Task to complete: Scan the lines below for the string "circle" and copy every one that has it.

Provided information:

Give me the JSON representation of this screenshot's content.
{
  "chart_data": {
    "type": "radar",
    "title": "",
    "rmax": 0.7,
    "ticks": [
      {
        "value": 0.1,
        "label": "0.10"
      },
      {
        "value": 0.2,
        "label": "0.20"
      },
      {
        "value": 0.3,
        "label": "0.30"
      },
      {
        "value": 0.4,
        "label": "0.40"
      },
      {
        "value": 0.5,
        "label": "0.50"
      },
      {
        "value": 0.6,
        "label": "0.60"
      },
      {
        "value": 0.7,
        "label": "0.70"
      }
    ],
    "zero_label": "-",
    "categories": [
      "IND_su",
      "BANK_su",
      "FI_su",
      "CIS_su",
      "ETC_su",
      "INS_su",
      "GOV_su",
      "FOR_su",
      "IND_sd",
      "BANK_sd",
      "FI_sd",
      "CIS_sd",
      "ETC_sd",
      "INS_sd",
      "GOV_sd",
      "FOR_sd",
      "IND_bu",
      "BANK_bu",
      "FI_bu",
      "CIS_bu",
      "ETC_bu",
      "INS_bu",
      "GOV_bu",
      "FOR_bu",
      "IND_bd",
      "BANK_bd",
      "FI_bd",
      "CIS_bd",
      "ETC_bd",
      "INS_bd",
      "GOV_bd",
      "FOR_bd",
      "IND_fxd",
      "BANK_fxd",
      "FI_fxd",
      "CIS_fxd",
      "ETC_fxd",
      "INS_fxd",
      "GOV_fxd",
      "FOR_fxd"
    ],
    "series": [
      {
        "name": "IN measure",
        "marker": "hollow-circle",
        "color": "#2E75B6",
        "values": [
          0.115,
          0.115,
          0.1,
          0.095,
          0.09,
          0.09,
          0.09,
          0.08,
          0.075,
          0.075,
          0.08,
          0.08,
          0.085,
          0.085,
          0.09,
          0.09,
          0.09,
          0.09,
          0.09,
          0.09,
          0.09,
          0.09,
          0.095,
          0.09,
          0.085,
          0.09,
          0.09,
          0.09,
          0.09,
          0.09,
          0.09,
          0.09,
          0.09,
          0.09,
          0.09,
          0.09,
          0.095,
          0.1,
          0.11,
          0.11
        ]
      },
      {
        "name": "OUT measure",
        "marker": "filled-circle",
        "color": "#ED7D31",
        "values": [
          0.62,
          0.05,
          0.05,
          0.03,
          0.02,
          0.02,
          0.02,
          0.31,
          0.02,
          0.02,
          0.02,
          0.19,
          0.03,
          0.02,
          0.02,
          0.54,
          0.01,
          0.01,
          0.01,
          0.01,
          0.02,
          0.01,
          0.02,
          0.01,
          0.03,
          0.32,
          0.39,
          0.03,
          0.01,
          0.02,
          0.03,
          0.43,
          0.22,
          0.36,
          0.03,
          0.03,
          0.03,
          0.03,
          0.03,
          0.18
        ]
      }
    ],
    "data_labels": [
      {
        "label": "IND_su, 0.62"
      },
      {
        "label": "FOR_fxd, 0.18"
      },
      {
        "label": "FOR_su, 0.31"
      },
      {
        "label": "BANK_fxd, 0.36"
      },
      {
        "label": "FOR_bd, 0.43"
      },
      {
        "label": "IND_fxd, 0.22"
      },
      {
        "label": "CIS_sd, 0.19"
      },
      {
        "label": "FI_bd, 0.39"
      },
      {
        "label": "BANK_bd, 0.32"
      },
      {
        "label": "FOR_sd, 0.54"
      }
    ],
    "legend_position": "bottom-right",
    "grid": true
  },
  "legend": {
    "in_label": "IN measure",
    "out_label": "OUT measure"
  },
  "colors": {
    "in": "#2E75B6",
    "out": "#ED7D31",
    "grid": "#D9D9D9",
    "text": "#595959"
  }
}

Expected answer:
        "marker": "hollow-circle",
        "marker": "filled-circle",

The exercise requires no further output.